Required work
Which lines hold the word "this"? Copy each of them from the material.

Dataset records
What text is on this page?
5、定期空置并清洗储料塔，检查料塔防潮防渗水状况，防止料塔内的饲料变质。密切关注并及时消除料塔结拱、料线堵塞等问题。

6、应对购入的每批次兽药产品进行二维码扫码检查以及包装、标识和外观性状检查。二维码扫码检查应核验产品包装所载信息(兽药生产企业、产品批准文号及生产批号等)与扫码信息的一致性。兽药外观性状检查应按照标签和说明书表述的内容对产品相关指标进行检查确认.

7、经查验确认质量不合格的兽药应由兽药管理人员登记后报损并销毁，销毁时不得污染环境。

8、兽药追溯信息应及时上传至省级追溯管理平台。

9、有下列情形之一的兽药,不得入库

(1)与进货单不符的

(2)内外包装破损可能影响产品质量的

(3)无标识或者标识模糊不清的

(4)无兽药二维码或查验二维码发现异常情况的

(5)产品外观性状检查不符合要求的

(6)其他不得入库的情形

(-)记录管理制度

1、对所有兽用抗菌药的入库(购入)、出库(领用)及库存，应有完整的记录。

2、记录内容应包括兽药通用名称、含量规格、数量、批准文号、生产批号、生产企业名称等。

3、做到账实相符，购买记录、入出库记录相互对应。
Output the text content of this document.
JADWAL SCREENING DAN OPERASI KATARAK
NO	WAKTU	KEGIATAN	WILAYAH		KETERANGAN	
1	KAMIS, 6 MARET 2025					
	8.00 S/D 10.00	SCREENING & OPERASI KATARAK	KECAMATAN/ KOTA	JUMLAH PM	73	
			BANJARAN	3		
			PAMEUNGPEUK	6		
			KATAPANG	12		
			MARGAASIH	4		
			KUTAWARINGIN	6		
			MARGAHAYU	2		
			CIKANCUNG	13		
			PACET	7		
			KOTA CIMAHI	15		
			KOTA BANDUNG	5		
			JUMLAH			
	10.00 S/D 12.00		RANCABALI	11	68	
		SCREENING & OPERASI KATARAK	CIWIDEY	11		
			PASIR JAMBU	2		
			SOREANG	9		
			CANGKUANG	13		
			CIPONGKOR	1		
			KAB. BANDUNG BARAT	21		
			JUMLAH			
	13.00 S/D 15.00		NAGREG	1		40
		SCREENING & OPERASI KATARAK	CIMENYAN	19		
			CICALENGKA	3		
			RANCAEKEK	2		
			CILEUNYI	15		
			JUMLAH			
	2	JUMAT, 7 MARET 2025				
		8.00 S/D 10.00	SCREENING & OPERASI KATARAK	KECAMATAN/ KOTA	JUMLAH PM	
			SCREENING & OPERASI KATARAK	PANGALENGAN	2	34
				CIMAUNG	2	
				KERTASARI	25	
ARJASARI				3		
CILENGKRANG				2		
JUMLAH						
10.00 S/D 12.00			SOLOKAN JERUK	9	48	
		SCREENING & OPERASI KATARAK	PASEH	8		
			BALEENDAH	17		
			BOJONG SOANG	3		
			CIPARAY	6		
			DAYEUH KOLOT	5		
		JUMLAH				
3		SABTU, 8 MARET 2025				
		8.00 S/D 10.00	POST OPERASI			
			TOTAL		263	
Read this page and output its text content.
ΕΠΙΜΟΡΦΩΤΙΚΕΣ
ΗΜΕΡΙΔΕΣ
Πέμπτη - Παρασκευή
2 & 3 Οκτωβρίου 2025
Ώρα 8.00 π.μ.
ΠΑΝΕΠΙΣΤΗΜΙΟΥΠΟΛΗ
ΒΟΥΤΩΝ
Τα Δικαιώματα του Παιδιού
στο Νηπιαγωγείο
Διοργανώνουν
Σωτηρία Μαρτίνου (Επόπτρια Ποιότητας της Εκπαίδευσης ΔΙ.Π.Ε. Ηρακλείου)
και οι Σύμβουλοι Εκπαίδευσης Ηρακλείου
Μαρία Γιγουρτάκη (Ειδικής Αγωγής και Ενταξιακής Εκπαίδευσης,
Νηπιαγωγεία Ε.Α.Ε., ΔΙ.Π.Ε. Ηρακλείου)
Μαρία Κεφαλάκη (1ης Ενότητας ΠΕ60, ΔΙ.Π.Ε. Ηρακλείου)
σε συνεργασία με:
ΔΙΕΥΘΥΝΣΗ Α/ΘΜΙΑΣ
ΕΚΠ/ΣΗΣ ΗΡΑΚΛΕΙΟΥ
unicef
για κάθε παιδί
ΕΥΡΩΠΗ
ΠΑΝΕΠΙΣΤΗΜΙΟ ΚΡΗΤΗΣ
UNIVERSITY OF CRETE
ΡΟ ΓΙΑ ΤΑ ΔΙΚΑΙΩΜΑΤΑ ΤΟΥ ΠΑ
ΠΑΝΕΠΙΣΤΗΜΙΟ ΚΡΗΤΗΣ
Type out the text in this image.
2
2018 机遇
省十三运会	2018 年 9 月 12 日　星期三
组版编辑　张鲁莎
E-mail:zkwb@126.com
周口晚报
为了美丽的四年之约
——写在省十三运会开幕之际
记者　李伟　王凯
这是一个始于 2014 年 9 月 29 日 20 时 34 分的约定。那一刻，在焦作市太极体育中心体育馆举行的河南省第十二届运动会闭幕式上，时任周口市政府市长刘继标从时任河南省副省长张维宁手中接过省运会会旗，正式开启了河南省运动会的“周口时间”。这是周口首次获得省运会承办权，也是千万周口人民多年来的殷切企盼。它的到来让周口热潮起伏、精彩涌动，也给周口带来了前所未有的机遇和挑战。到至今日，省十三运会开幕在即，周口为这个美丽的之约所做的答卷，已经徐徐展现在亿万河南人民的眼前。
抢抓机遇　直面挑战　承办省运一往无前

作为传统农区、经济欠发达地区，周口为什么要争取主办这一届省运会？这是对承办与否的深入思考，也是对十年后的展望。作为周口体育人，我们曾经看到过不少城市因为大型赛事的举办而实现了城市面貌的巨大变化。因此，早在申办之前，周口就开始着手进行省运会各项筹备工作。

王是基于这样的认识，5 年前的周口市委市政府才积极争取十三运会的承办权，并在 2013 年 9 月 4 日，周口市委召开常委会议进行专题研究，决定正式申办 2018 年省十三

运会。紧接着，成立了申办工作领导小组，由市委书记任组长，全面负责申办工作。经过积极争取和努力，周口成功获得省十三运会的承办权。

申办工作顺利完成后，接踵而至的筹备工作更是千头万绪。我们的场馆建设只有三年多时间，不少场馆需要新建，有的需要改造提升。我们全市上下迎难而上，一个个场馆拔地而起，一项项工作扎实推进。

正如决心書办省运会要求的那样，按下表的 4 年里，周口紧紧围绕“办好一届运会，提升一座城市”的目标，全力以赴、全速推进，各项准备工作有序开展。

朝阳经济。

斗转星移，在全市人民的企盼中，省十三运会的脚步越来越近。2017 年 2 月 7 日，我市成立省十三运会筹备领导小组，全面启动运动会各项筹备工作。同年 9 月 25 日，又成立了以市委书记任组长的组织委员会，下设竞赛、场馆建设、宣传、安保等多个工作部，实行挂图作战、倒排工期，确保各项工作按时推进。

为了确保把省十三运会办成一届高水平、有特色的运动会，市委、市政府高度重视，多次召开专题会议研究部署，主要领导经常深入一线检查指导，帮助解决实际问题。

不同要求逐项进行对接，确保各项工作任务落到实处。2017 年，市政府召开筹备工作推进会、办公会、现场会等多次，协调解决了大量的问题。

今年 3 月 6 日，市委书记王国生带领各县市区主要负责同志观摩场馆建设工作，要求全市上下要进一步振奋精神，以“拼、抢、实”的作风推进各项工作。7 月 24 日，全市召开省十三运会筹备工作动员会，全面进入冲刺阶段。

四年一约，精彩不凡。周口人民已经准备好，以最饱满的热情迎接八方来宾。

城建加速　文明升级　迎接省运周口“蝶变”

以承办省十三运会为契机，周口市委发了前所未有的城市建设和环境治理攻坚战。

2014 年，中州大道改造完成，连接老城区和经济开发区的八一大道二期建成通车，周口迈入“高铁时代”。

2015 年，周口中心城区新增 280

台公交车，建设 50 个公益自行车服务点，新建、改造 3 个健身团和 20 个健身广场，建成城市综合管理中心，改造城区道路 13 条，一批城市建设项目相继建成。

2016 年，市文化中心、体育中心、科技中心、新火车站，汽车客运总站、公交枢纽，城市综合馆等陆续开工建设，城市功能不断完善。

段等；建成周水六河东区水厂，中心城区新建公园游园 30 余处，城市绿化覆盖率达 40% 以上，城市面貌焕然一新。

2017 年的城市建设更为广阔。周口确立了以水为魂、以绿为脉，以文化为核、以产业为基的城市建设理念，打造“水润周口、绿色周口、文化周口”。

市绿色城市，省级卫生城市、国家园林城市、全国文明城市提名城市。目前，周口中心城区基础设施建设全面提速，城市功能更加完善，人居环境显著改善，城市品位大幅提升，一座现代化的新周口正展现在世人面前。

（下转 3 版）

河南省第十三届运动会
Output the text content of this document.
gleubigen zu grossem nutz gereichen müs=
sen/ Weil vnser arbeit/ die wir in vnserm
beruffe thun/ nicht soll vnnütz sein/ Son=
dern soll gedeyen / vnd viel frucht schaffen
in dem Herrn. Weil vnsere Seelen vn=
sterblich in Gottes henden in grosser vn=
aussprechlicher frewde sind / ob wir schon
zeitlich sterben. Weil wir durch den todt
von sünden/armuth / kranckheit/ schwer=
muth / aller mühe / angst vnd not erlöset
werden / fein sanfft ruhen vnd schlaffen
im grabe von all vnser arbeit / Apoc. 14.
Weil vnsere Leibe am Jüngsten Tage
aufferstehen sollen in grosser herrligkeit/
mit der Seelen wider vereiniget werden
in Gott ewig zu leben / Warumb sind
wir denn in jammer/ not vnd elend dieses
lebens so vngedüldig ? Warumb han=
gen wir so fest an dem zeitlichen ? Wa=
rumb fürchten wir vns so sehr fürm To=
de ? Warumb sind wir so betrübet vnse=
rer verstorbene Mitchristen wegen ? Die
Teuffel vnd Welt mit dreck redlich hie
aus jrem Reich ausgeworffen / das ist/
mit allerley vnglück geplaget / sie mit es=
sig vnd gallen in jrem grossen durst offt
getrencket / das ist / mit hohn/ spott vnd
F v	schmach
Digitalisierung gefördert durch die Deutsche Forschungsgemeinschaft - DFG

Final result
What text is on this page?
Output the text content of this document.
Read this page and output its text content.
Type out the text in this image.
Output the text content of this document.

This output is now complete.